▶ _Stated goal_: Each entry has to be copied exactly, with nothing missed.

▶ _Extracted material_:

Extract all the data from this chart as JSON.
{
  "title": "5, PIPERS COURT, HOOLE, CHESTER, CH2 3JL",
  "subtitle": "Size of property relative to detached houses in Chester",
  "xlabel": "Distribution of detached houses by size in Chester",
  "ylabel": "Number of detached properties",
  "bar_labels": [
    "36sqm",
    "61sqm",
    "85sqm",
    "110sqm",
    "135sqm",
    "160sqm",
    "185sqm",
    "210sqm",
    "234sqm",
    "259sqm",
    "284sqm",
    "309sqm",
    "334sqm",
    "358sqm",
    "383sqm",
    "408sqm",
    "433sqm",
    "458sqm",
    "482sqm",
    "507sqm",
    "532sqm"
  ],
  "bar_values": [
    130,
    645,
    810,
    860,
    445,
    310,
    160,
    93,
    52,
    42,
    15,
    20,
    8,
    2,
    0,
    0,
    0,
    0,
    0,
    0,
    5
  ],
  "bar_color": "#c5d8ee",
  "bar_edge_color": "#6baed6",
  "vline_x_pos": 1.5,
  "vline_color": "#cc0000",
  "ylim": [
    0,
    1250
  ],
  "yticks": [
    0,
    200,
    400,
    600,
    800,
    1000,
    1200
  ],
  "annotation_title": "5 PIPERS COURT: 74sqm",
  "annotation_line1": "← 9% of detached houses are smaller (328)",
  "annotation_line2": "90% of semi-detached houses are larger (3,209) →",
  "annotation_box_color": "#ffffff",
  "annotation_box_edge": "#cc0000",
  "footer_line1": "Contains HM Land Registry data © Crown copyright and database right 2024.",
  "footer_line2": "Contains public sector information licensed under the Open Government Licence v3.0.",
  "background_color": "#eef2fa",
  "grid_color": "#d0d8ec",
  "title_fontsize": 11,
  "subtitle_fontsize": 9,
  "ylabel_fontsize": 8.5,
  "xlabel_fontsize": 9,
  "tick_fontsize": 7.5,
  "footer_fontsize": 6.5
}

▶ _Answer to the exercise_:
Extract all the data from this chart as JSON.
{
  "title": "5, PIPERS COURT, HOOLE, CHESTER, CH2 3JL",
  "subtitle": "Size of property relative to detached houses in Chester",
  "xlabel": "Distribution of detached houses by size in Chester",
  "ylabel": "Number of detached properties",
  "bar_labels": [
    "36sqm",
    "61sqm",
    "85sqm",
    "110sqm",
    "135sqm",
    "160sqm",
    "185sqm",
    "210sqm",
    "234sqm",
    "259sqm",
    "284sqm",
    "309sqm",
    "334sqm",
    "358sqm",
    "383sqm",
    "408sqm",
    "433sqm",
    "458sqm",
    "482sqm",
    "507sqm",
    "532sqm"
  ],
  "bar_values": [
    130,
    645,
    810,
    860,
    445,
    310,
    160,
    93,
    52,
    42,
    15,
    20,
    8,
    2,
    0,
    0,
    0,
    0,
    0,
    0,
    5
  ],
  "bar_color": "#c5d8ee",
  "bar_edge_color": "#6baed6",
  "vline_x_pos": 1.5,
  "vline_color": "#cc0000",
  "ylim": [
    0,
    1250
  ],
  "yticks": [
    0,
    200,
    400,
    600,
    800,
    1000,
    1200
  ],
  "annotation_title": "5 PIPERS COURT: 74sqm",
  "annotation_line1": "← 9% of detached houses are smaller (328)",
  "annotation_line2": "90% of semi-detached houses are larger (3,209) →",
  "annotation_box_color": "#ffffff",
  "annotation_box_edge": "#cc0000",
  "footer_line1": "Contains HM Land Registry data © Crown copyright and database right 2024.",
  "footer_line2": "Contains public sector information licensed under the Open Government Licence v3.0.",
  "background_color": "#eef2fa",
  "grid_color": "#d0d8ec",
  "title_fontsize": 11,
  "subtitle_fontsize": 9,
  "ylabel_fontsize": 8.5,
  "xlabel_fontsize": 9,
  "tick_fontsize": 7.5,
  "footer_fontsize": 6.5
}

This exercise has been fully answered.